#### Raw records

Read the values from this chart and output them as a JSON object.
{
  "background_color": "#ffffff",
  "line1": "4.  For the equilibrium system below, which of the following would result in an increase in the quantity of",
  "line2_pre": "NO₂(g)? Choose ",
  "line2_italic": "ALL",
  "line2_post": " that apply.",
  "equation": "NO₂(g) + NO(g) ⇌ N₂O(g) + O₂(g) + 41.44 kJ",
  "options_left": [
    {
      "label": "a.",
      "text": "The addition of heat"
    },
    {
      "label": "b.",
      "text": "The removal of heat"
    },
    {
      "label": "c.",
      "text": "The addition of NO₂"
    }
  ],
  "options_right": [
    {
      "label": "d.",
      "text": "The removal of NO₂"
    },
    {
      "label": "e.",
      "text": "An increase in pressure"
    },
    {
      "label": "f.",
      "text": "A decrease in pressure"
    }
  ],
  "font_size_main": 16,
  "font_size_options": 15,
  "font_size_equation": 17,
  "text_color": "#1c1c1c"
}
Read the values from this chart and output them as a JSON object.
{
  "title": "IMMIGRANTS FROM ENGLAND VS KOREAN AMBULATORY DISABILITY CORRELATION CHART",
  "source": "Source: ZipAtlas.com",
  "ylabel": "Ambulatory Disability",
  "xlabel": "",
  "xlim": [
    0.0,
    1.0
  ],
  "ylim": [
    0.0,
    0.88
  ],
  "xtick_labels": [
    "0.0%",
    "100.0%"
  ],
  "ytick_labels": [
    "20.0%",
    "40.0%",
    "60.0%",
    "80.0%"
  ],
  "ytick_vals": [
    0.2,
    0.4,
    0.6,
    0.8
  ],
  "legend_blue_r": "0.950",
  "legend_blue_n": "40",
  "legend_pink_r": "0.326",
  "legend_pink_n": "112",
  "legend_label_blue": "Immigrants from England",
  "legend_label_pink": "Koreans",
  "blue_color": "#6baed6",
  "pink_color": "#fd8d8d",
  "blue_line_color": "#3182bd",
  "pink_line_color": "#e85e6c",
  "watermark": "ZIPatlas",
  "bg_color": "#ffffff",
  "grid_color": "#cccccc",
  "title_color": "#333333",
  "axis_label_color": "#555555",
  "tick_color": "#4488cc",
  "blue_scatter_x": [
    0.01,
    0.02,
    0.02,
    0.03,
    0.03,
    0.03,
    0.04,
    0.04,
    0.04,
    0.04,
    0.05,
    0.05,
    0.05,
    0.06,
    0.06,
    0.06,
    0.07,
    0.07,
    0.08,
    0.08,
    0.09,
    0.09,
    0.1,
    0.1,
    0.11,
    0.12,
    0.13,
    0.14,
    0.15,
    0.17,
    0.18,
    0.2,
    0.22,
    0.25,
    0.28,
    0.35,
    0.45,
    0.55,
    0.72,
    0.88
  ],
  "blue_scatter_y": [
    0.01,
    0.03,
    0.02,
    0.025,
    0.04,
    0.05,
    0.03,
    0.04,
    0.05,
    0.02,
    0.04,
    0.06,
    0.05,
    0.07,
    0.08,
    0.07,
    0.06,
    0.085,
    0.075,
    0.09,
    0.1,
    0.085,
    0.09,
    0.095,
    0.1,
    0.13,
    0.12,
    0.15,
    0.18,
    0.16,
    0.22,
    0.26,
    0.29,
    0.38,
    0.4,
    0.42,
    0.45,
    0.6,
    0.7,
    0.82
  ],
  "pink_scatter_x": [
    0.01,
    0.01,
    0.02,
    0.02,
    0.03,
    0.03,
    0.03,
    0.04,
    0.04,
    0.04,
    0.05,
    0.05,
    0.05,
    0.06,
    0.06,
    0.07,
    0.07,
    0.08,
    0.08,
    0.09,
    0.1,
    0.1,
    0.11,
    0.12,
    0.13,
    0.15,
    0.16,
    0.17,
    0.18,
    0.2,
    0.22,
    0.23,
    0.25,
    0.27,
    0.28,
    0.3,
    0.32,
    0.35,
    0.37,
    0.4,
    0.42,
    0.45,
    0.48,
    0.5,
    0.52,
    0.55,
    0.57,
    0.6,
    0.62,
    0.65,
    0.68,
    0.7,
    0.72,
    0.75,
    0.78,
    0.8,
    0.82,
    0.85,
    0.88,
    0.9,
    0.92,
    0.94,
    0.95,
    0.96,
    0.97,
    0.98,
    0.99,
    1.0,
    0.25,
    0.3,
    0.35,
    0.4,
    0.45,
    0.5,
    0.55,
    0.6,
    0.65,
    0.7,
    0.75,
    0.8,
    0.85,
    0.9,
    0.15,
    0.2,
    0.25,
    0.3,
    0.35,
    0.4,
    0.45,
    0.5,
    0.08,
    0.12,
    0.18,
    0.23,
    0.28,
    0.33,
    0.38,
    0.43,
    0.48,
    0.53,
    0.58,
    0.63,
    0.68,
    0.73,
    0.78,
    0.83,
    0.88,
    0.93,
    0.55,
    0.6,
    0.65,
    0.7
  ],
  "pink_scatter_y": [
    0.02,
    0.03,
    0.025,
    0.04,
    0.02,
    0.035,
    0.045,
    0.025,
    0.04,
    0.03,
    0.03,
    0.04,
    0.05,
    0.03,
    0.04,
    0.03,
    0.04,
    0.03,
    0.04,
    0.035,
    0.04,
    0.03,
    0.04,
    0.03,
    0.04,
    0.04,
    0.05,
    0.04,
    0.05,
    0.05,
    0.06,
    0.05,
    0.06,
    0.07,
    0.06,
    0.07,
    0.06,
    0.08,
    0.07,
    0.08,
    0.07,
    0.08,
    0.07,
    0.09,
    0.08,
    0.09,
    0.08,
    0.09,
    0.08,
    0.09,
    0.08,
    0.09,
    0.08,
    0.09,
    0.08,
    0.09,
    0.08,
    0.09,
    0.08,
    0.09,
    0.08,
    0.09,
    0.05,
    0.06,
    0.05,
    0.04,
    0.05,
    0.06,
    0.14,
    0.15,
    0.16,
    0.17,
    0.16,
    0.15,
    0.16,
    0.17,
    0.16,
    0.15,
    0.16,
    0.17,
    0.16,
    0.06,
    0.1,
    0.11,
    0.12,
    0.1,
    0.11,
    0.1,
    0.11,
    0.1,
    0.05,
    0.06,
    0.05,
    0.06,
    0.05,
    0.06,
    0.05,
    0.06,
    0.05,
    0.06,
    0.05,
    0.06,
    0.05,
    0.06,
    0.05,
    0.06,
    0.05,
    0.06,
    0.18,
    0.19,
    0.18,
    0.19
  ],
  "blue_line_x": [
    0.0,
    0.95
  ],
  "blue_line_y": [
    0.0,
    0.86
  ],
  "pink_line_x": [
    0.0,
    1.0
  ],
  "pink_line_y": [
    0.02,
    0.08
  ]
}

########

§ Task description
Extract all the material, leaving every line as it is.

§ Final answer
Read the values from this chart and output them as a JSON object.
{
  "background_color": "#ffffff",
  "line1": "4.  For the equilibrium system below, which of the following would result in an increase in the quantity of",
  "line2_pre": "NO₂(g)? Choose ",
  "line2_italic": "ALL",
  "line2_post": " that apply.",
  "equation": "NO₂(g) + NO(g) ⇌ N₂O(g) + O₂(g) + 41.44 kJ",
  "options_left": [
    {
      "label": "a.",
      "text": "The addition of heat"
    },
    {
      "label": "b.",
      "text": "The removal of heat"
    },
    {
      "label": "c.",
      "text": "The addition of NO₂"
    }
  ],
  "options_right": [
    {
      "label": "d.",
      "text": "The removal of NO₂"
    },
    {
      "label": "e.",
      "text": "An increase in pressure"
    },
    {
      "label": "f.",
      "text": "A decrease in pressure"
    }
  ],
  "font_size_main": 16,
  "font_size_options": 15,
  "font_size_equation": 17,
  "text_color": "#1c1c1c"
}
Read the values from this chart and output them as a JSON object.
{
  "title": "IMMIGRANTS FROM ENGLAND VS KOREAN AMBULATORY DISABILITY CORRELATION CHART",
  "source": "Source: ZipAtlas.com",
  "ylabel": "Ambulatory Disability",
  "xlabel": "",
  "xlim": [
    0.0,
    1.0
  ],
  "ylim": [
    0.0,
    0.88
  ],
  "xtick_labels": [
    "0.0%",
    "100.0%"
  ],
  "ytick_labels": [
    "20.0%",
    "40.0%",
    "60.0%",
    "80.0%"
  ],
  "ytick_vals": [
    0.2,
    0.4,
    0.6,
    0.8
  ],
  "legend_blue_r": "0.950",
  "legend_blue_n": "40",
  "legend_pink_r": "0.326",
  "legend_pink_n": "112",
  "legend_label_blue": "Immigrants from England",
  "legend_label_pink": "Koreans",
  "blue_color": "#6baed6",
  "pink_color": "#fd8d8d",
  "blue_line_color": "#3182bd",
  "pink_line_color": "#e85e6c",
  "watermark": "ZIPatlas",
  "bg_color": "#ffffff",
  "grid_color": "#cccccc",
  "title_color": "#333333",
  "axis_label_color": "#555555",
  "tick_color": "#4488cc",
  "blue_scatter_x": [
    0.01,
    0.02,
    0.02,
    0.03,
    0.03,
    0.03,
    0.04,
    0.04,
    0.04,
    0.04,
    0.05,
    0.05,
    0.05,
    0.06,
    0.06,
    0.06,
    0.07,
    0.07,
    0.08,
    0.08,
    0.09,
    0.09,
    0.1,
    0.1,
    0.11,
    0.12,
    0.13,
    0.14,
    0.15,
    0.17,
    0.18,
    0.2,
    0.22,
    0.25,
    0.28,
    0.35,
    0.45,
    0.55,
    0.72,
    0.88
  ],
  "blue_scatter_y": [
    0.01,
    0.03,
    0.02,
    0.025,
    0.04,
    0.05,
    0.03,
    0.04,
    0.05,
    0.02,
    0.04,
    0.06,
    0.05,
    0.07,
    0.08,
    0.07,
    0.06,
    0.085,
    0.075,
    0.09,
    0.1,
    0.085,
    0.09,
    0.095,
    0.1,
    0.13,
    0.12,
    0.15,
    0.18,
    0.16,
    0.22,
    0.26,
    0.29,
    0.38,
    0.4,
    0.42,
    0.45,
    0.6,
    0.7,
    0.82
  ],
  "pink_scatter_x": [
    0.01,
    0.01,
    0.02,
    0.02,
    0.03,
    0.03,
    0.03,
    0.04,
    0.04,
    0.04,
    0.05,
    0.05,
    0.05,
    0.06,
    0.06,
    0.07,
    0.07,
    0.08,
    0.08,
    0.09,
    0.1,
    0.1,
    0.11,
    0.12,
    0.13,
    0.15,
    0.16,
    0.17,
    0.18,
    0.2,
    0.22,
    0.23,
    0.25,
    0.27,
    0.28,
    0.3,
    0.32,
    0.35,
    0.37,
    0.4,
    0.42,
    0.45,
    0.48,
    0.5,
    0.52,
    0.55,
    0.57,
    0.6,
    0.62,
    0.65,
    0.68,
    0.7,
    0.72,
    0.75,
    0.78,
    0.8,
    0.82,
    0.85,
    0.88,
    0.9,
    0.92,
    0.94,
    0.95,
    0.96,
    0.97,
    0.98,
    0.99,
    1.0,
    0.25,
    0.3,
    0.35,
    0.4,
    0.45,
    0.5,
    0.55,
    0.6,
    0.65,
    0.7,
    0.75,
    0.8,
    0.85,
    0.9,
    0.15,
    0.2,
    0.25,
    0.3,
    0.35,
    0.4,
    0.45,
    0.5,
    0.08,
    0.12,
    0.18,
    0.23,
    0.28,
    0.33,
    0.38,
    0.43,
    0.48,
    0.53,
    0.58,
    0.63,
    0.68,
    0.73,
    0.78,
    0.83,
    0.88,
    0.93,
    0.55,
    0.6,
    0.65,
    0.7
  ],
  "pink_scatter_y": [
    0.02,
    0.03,
    0.025,
    0.04,
    0.02,
    0.035,
    0.045,
    0.025,
    0.04,
    0.03,
    0.03,
    0.04,
    0.05,
    0.03,
    0.04,
    0.03,
    0.04,
    0.03,
    0.04,
    0.035,
    0.04,
    0.03,
    0.04,
    0.03,
    0.04,
    0.04,
    0.05,
    0.04,
    0.05,
    0.05,
    0.06,
    0.05,
    0.06,
    0.07,
    0.06,
    0.07,
    0.06,
    0.08,
    0.07,
    0.08,
    0.07,
    0.08,
    0.07,
    0.09,
    0.08,
    0.09,
    0.08,
    0.09,
    0.08,
    0.09,
    0.08,
    0.09,
    0.08,
    0.09,
    0.08,
    0.09,
    0.08,
    0.09,
    0.08,
    0.09,
    0.08,
    0.09,
    0.05,
    0.06,
    0.05,
    0.04,
    0.05,
    0.06,
    0.14,
    0.15,
    0.16,
    0.17,
    0.16,
    0.15,
    0.16,
    0.17,
    0.16,
    0.15,
    0.16,
    0.17,
    0.16,
    0.06,
    0.1,
    0.11,
    0.12,
    0.1,
    0.11,
    0.1,
    0.11,
    0.1,
    0.05,
    0.06,
    0.05,
    0.06,
    0.05,
    0.06,
    0.05,
    0.06,
    0.05,
    0.06,
    0.05,
    0.06,
    0.05,
    0.06,
    0.05,
    0.06,
    0.05,
    0.06,
    0.18,
    0.19,
    0.18,
    0.19
  ],
  "blue_line_x": [
    0.0,
    0.95
  ],
  "blue_line_y": [
    0.0,
    0.86
  ],
  "pink_line_x": [
    0.0,
    1.0
  ],
  "pink_line_y": [
    0.02,
    0.08
  ]
}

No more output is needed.